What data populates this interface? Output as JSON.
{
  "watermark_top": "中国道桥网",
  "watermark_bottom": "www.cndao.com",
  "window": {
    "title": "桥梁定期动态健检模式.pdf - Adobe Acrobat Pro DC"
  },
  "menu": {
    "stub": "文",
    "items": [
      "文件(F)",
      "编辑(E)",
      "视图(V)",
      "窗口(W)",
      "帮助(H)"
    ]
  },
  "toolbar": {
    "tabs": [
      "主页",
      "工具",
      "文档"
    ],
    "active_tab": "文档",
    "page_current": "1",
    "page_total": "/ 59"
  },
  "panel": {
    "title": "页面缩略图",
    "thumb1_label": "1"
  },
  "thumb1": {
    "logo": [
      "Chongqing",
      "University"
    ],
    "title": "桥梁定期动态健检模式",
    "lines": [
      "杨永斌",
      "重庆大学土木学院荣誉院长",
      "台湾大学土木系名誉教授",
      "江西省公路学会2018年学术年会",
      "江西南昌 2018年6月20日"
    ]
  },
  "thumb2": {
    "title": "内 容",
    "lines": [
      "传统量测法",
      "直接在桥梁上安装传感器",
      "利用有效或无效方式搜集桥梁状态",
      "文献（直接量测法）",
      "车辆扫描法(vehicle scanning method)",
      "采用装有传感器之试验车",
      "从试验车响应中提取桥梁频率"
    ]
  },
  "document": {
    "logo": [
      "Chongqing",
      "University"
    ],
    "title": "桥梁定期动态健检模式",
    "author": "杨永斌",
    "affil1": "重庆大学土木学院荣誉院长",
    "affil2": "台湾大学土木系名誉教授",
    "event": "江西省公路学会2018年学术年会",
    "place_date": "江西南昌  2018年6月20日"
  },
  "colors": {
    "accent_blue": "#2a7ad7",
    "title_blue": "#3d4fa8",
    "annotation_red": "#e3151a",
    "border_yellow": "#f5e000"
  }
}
________________
What to do ▸
Quote all of the entries verbatim.

Solution for this task ▸
What data populates this interface? Output as JSON.
{
  "watermark_top": "中国道桥网",
  "watermark_bottom": "www.cndao.com",
  "window": {
    "title": "桥梁定期动态健检模式.pdf - Adobe Acrobat Pro DC"
  },
  "menu": {
    "stub": "文",
    "items": [
      "文件(F)",
      "编辑(E)",
      "视图(V)",
      "窗口(W)",
      "帮助(H)"
    ]
  },
  "toolbar": {
    "tabs": [
      "主页",
      "工具",
      "文档"
    ],
    "active_tab": "文档",
    "page_current": "1",
    "page_total": "/ 59"
  },
  "panel": {
    "title": "页面缩略图",
    "thumb1_label": "1"
  },
  "thumb1": {
    "logo": [
      "Chongqing",
      "University"
    ],
    "title": "桥梁定期动态健检模式",
    "lines": [
      "杨永斌",
      "重庆大学土木学院荣誉院长",
      "台湾大学土木系名誉教授",
      "江西省公路学会2018年学术年会",
      "江西南昌 2018年6月20日"
    ]
  },
  "thumb2": {
    "title": "内 容",
    "lines": [
      "传统量测法",
      "直接在桥梁上安装传感器",
      "利用有效或无效方式搜集桥梁状态",
      "文献（直接量测法）",
      "车辆扫描法(vehicle scanning method)",
      "采用装有传感器之试验车",
      "从试验车响应中提取桥梁频率"
    ]
  },
  "document": {
    "logo": [
      "Chongqing",
      "University"
    ],
    "title": "桥梁定期动态健检模式",
    "author": "杨永斌",
    "affil1": "重庆大学土木学院荣誉院长",
    "affil2": "台湾大学土木系名誉教授",
    "event": "江西省公路学会2018年学术年会",
    "place_date": "江西南昌  2018年6月20日"
  },
  "colors": {
    "accent_blue": "#2a7ad7",
    "title_blue": "#3d4fa8",
    "annotation_red": "#e3151a",
    "border_yellow": "#f5e000"
  }
}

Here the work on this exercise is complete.